Give back the full listing, character for character, with no pictures.

[Records about charts and figures]

[start]

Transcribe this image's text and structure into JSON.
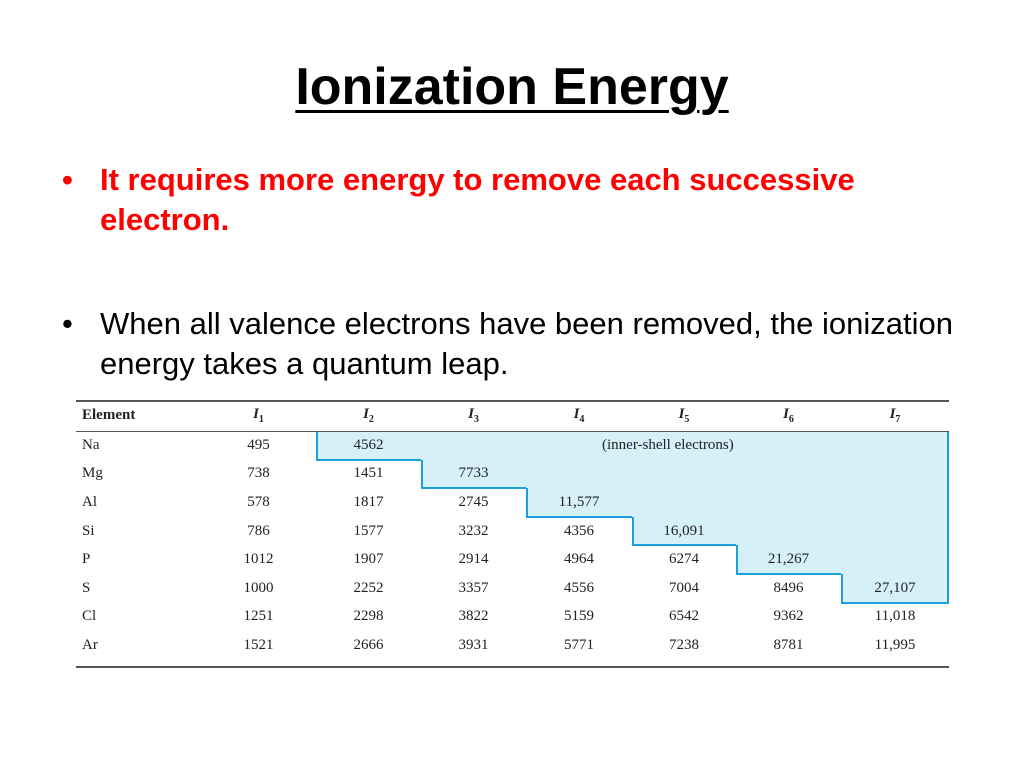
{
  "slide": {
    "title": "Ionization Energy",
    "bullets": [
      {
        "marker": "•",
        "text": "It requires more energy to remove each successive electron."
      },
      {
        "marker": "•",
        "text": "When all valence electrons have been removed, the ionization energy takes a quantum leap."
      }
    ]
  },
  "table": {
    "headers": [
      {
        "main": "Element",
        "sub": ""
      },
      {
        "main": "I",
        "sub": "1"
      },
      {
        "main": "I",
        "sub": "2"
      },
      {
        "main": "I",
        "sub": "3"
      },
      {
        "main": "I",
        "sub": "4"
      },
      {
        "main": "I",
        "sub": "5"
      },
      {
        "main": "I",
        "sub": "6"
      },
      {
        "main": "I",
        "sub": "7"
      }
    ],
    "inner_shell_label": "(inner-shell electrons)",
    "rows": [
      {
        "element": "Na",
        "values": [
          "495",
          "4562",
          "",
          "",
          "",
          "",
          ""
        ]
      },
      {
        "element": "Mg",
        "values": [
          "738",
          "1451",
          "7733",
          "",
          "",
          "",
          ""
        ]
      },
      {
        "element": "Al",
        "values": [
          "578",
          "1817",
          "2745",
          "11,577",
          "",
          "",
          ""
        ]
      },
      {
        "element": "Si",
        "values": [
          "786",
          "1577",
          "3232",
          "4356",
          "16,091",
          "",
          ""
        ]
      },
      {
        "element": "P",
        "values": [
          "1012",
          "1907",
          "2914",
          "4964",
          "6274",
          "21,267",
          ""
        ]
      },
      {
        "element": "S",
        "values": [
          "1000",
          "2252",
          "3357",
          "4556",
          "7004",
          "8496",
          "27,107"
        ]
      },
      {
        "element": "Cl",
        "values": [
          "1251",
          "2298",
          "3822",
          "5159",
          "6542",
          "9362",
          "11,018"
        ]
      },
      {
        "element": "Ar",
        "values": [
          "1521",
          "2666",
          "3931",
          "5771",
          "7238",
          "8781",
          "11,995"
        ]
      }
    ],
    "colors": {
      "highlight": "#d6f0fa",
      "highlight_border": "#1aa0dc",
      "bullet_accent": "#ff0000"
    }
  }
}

[end]

* **Exercise result**:
Transcribe this image's text and structure into JSON.
{
  "slide": {
    "title": "Ionization Energy",
    "bullets": [
      {
        "marker": "•",
        "text": "It requires more energy to remove each successive electron."
      },
      {
        "marker": "•",
        "text": "When all valence electrons have been removed, the ionization energy takes a quantum leap."
      }
    ]
  },
  "table": {
    "headers": [
      {
        "main": "Element",
        "sub": ""
      },
      {
        "main": "I",
        "sub": "1"
      },
      {
        "main": "I",
        "sub": "2"
      },
      {
        "main": "I",
        "sub": "3"
      },
      {
        "main": "I",
        "sub": "4"
      },
      {
        "main": "I",
        "sub": "5"
      },
      {
        "main": "I",
        "sub": "6"
      },
      {
        "main": "I",
        "sub": "7"
      }
    ],
    "inner_shell_label": "(inner-shell electrons)",
    "rows": [
      {
        "element": "Na",
        "values": [
          "495",
          "4562",
          "",
          "",
          "",
          "",
          ""
        ]
      },
      {
        "element": "Mg",
        "values": [
          "738",
          "1451",
          "7733",
          "",
          "",
          "",
          ""
        ]
      },
      {
        "element": "Al",
        "values": [
          "578",
          "1817",
          "2745",
          "11,577",
          "",
          "",
          ""
        ]
      },
      {
        "element": "Si",
        "values": [
          "786",
          "1577",
          "3232",
          "4356",
          "16,091",
          "",
          ""
        ]
      },
      {
        "element": "P",
        "values": [
          "1012",
          "1907",
          "2914",
          "4964",
          "6274",
          "21,267",
          ""
        ]
      },
      {
        "element": "S",
        "values": [
          "1000",
          "2252",
          "3357",
          "4556",
          "7004",
          "8496",
          "27,107"
        ]
      },
      {
        "element": "Cl",
        "values": [
          "1251",
          "2298",
          "3822",
          "5159",
          "6542",
          "9362",
          "11,018"
        ]
      },
      {
        "element": "Ar",
        "values": [
          "1521",
          "2666",
          "3931",
          "5771",
          "7238",
          "8781",
          "11,995"
        ]
      }
    ],
    "colors": {
      "highlight": "#d6f0fa",
      "highlight_border": "#1aa0dc",
      "bullet_accent": "#ff0000"
    }
  }
}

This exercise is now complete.